> PROVIDED INFORMATION

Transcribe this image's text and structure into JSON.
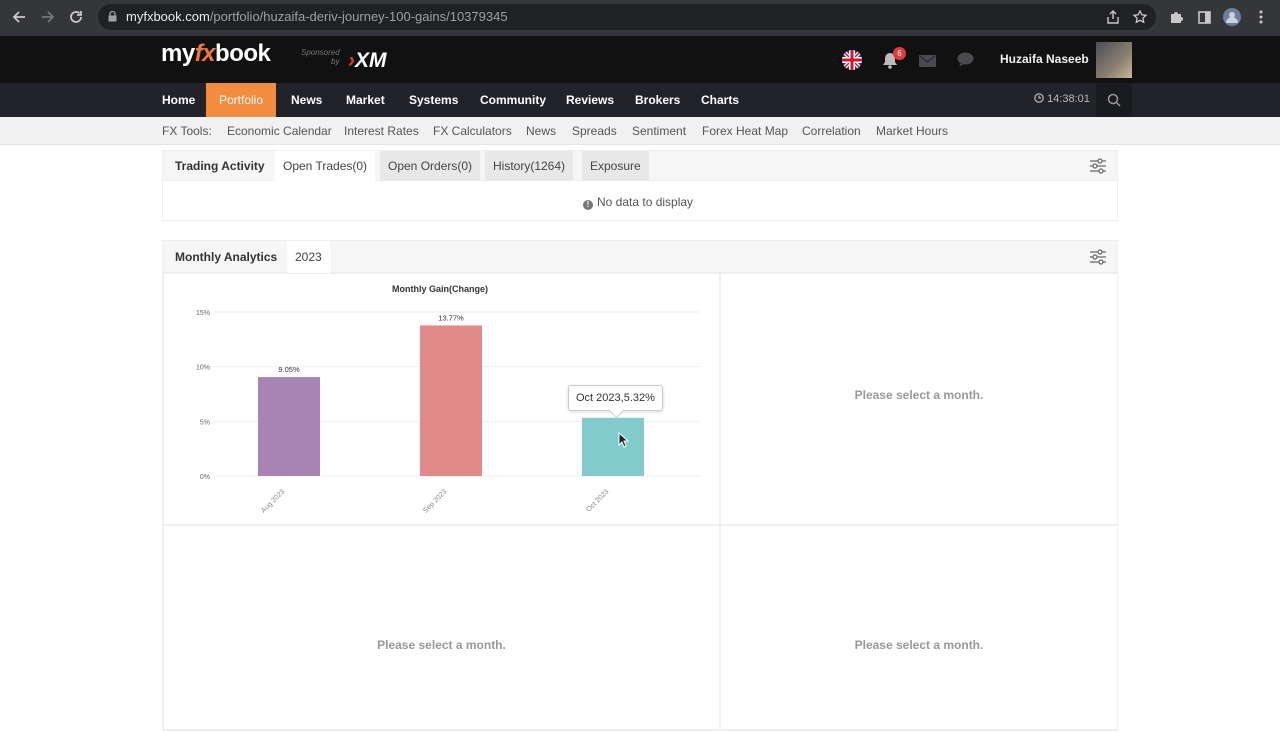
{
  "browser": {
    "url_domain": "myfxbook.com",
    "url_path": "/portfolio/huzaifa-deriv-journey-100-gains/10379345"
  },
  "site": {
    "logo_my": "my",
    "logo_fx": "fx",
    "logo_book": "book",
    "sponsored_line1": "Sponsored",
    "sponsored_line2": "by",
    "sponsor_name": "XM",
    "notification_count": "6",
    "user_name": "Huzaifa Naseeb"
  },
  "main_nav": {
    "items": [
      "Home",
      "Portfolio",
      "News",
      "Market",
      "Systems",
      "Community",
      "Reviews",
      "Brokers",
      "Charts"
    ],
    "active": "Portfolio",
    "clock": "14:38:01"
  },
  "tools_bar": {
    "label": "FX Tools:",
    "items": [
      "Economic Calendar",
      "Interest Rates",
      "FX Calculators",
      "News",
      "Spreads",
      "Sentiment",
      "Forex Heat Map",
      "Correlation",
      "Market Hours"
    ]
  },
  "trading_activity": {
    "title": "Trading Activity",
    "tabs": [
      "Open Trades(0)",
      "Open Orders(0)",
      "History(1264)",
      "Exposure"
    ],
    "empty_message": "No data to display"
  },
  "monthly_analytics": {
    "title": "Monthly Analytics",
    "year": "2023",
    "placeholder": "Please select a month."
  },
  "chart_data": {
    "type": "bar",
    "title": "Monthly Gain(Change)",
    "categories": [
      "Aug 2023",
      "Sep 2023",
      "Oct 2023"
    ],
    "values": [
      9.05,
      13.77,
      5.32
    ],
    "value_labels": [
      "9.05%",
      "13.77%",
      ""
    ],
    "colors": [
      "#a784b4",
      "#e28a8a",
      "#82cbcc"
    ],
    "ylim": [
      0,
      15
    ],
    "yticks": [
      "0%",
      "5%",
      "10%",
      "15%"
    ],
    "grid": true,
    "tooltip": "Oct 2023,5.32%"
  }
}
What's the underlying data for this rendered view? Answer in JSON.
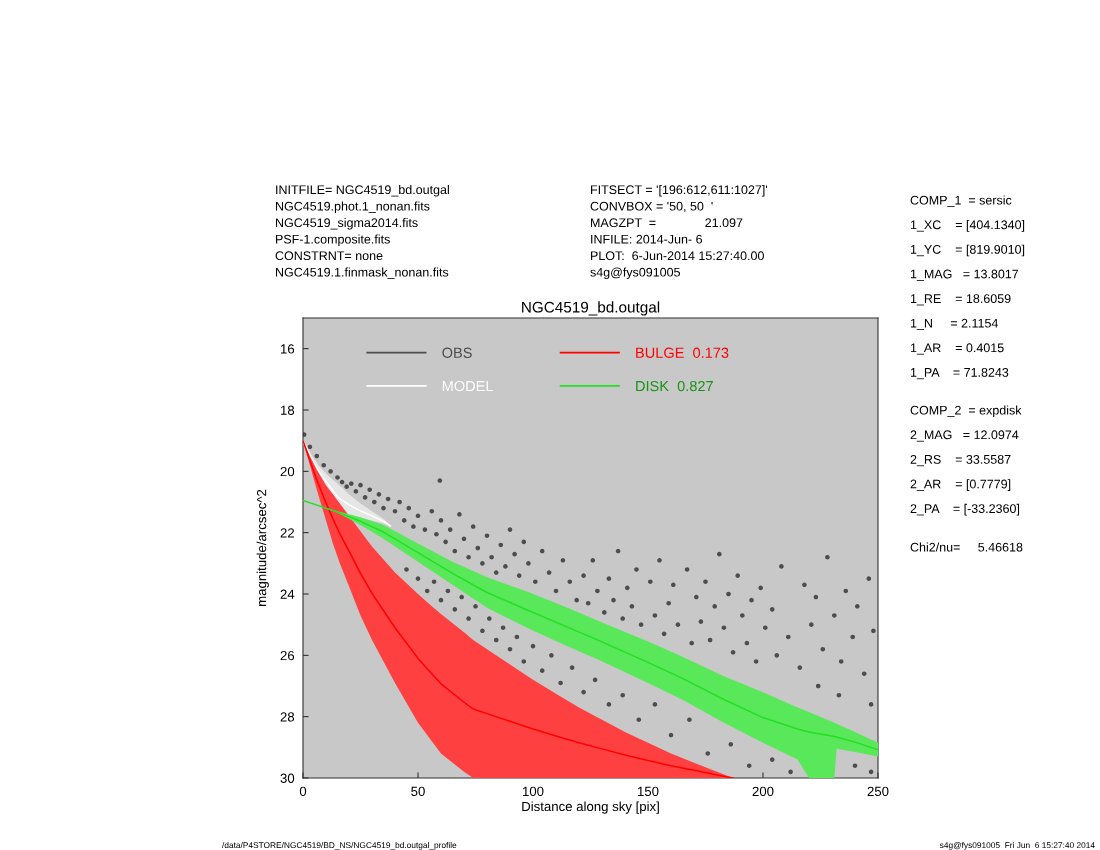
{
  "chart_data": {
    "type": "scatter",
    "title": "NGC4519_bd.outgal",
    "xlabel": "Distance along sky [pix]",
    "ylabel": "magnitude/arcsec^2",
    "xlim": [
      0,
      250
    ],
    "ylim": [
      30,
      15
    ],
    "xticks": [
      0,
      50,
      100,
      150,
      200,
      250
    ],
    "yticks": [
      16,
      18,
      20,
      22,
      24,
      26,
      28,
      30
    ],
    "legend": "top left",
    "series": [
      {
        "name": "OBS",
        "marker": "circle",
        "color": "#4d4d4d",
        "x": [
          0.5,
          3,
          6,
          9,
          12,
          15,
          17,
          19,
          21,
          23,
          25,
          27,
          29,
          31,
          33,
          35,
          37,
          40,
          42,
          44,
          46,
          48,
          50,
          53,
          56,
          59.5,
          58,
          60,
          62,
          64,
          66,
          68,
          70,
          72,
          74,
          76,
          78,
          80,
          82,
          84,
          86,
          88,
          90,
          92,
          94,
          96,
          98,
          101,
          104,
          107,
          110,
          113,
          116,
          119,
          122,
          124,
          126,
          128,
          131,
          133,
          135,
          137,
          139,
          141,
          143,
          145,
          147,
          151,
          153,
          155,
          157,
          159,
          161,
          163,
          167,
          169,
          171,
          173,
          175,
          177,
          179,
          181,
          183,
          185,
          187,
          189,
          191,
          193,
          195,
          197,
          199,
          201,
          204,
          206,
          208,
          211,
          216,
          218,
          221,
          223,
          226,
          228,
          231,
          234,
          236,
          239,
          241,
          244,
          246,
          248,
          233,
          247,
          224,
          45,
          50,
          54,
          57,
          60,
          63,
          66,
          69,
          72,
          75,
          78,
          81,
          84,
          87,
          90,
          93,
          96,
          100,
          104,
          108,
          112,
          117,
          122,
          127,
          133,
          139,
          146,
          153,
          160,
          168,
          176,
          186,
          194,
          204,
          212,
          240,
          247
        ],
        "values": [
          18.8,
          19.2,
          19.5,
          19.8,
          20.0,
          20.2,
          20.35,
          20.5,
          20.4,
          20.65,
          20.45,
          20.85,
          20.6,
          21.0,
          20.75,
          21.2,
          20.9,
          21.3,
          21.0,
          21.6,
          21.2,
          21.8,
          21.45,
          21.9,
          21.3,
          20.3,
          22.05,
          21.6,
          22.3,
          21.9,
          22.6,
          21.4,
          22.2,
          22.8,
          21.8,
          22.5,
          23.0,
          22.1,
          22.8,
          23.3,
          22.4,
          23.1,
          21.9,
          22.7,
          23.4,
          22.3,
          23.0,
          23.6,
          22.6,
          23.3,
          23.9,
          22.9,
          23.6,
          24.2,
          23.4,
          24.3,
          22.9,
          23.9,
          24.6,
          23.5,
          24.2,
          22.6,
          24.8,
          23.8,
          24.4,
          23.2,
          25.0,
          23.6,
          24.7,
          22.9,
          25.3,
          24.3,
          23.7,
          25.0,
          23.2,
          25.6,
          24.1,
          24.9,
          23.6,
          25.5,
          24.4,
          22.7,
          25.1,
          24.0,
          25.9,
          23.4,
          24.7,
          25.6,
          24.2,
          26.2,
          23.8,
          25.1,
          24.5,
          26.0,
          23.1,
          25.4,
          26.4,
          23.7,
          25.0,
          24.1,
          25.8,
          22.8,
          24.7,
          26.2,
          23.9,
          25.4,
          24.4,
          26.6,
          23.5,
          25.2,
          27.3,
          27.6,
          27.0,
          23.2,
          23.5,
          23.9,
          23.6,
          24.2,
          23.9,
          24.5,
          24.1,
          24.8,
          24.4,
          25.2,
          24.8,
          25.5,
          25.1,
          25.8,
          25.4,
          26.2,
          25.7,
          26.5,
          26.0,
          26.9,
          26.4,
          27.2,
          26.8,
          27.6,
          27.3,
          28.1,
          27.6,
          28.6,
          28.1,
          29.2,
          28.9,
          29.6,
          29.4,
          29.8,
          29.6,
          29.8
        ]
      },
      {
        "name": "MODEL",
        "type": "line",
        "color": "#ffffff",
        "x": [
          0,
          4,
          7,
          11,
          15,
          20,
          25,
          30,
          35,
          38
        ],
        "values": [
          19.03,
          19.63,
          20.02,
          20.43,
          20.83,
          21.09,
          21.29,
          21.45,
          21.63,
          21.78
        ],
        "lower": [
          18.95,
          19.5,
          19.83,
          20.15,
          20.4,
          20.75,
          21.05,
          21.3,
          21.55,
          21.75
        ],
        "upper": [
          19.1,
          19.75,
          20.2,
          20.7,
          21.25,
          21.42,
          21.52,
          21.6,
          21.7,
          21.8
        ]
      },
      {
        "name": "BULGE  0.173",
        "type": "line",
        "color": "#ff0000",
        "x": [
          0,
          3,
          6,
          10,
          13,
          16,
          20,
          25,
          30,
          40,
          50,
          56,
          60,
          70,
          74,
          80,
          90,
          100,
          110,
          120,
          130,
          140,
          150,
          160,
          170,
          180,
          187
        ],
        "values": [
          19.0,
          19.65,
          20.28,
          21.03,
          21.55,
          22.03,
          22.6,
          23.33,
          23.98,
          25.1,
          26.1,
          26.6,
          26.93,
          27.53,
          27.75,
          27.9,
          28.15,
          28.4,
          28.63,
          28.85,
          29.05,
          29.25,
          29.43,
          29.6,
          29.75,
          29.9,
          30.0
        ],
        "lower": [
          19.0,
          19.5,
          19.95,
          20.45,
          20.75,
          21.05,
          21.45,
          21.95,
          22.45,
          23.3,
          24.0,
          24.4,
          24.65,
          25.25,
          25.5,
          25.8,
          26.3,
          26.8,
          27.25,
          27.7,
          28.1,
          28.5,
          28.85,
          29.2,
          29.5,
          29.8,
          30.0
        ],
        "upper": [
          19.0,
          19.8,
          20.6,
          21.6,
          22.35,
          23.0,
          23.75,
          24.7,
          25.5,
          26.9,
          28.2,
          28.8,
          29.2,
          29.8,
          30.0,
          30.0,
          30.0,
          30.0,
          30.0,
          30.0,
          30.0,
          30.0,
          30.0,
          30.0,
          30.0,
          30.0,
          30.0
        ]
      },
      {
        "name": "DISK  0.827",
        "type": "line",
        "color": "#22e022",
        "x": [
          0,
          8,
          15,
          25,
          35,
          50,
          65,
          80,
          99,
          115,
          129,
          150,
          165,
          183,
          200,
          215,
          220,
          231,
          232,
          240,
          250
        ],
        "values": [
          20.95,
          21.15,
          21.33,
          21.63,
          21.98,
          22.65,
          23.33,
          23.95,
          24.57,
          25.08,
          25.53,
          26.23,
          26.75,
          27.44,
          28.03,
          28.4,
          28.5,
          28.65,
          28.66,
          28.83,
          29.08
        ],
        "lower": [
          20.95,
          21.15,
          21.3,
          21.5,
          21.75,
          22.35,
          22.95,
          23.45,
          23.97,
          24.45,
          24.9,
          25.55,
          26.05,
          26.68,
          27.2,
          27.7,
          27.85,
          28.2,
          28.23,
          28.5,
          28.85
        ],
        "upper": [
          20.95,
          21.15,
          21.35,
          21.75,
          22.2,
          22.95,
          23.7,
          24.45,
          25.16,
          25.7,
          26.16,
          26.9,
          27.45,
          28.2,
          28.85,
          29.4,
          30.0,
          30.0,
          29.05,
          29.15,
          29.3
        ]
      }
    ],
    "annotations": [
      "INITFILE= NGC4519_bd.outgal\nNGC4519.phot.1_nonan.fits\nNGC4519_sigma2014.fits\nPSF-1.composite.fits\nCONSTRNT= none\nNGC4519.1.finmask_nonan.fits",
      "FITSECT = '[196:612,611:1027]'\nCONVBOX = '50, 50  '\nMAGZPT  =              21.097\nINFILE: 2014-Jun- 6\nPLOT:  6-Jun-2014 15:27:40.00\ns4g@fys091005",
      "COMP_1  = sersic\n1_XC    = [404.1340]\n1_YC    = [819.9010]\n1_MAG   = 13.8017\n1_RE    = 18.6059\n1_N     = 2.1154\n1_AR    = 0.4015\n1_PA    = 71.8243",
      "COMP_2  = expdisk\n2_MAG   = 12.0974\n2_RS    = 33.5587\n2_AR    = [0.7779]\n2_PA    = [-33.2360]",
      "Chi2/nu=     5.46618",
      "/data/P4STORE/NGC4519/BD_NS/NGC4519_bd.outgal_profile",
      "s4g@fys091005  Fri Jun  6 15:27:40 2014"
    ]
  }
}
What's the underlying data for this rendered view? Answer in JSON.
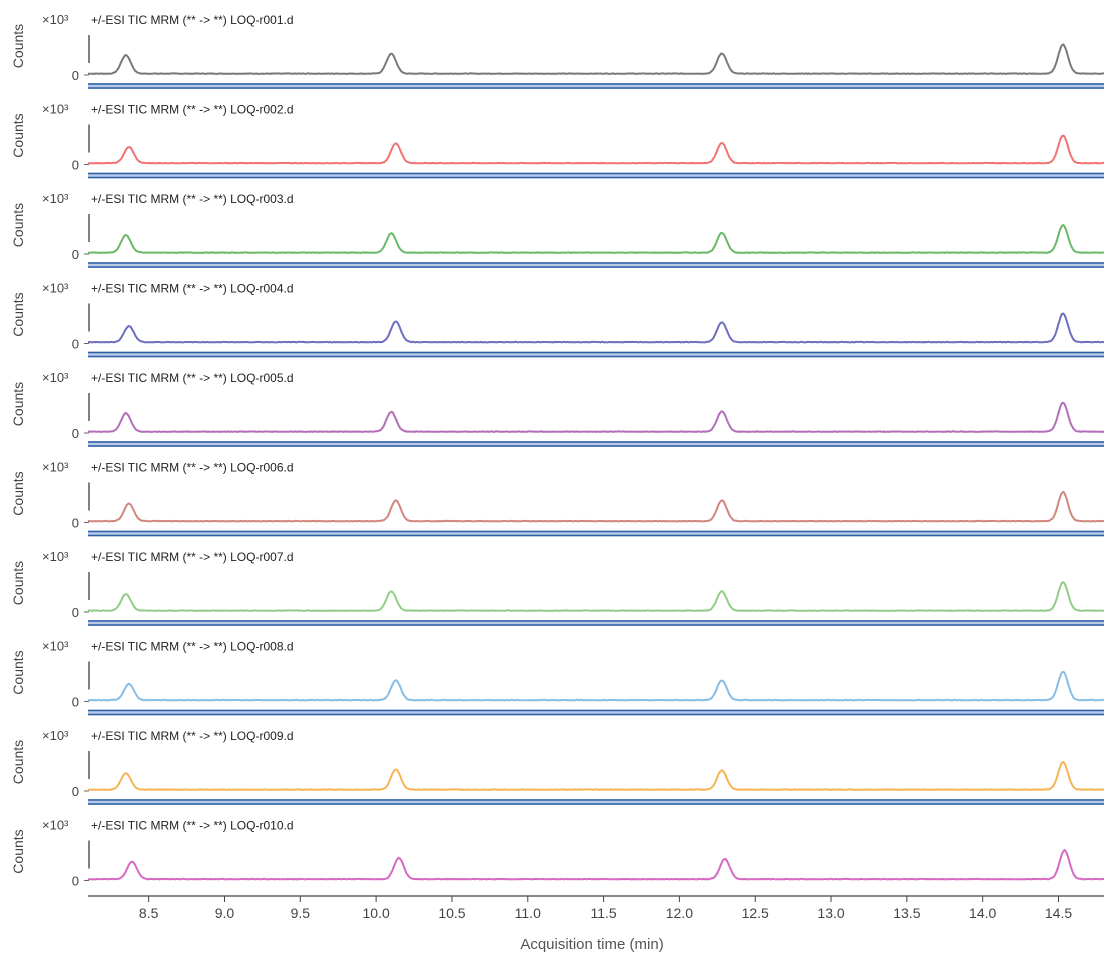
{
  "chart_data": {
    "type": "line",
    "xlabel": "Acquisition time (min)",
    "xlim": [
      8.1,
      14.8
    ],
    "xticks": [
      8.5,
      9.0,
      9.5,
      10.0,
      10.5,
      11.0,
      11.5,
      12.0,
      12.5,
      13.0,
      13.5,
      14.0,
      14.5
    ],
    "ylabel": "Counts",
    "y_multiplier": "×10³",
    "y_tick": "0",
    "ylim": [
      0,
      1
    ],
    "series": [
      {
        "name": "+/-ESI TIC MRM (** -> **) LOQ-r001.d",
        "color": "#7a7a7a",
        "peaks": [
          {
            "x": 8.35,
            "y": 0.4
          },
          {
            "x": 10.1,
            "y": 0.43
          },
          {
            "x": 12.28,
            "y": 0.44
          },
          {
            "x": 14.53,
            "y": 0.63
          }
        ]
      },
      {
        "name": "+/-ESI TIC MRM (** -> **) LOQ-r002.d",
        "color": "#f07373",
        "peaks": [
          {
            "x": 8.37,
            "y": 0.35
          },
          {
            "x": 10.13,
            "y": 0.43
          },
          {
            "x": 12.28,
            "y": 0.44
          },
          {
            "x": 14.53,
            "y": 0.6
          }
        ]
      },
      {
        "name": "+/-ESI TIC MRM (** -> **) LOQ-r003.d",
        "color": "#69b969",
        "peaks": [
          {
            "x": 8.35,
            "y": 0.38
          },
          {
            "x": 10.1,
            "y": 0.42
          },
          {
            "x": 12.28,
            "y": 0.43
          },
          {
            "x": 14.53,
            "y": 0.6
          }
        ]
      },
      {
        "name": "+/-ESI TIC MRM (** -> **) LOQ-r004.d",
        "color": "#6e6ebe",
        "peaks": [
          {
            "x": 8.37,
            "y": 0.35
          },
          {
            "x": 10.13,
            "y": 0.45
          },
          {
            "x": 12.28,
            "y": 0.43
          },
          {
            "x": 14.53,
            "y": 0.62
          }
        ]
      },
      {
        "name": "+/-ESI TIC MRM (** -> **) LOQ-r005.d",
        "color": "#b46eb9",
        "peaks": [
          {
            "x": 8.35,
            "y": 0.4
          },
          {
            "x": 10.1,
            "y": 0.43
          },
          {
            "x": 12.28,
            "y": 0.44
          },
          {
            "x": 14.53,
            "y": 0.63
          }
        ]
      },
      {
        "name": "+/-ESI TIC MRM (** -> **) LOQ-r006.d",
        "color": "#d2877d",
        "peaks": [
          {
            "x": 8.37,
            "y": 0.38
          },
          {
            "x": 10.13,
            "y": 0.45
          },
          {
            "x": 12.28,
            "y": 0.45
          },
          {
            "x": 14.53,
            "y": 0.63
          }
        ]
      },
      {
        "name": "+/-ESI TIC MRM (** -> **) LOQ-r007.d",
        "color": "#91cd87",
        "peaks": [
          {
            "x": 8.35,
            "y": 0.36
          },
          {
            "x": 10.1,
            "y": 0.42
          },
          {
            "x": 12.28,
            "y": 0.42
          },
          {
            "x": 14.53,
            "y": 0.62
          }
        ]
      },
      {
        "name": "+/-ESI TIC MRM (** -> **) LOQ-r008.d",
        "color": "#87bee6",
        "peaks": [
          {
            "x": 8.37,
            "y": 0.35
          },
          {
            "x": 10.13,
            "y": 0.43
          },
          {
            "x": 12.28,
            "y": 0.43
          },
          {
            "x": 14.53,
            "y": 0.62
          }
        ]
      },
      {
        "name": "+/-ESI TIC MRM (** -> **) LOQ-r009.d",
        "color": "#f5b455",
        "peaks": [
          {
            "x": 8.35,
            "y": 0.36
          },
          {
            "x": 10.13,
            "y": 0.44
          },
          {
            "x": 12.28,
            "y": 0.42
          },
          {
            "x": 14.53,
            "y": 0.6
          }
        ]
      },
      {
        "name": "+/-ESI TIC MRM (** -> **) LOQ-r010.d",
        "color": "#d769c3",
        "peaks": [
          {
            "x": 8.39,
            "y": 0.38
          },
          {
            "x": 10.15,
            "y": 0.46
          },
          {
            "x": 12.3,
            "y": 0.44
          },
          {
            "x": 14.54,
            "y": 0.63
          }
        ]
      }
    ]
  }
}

> DIRECTIVE
Report all lines of the material that contain the word "ylabel".

> CORRECT RESPONSE
    "ylabel": "magnitude/arcsec^2",
    "ylabel": "Counts",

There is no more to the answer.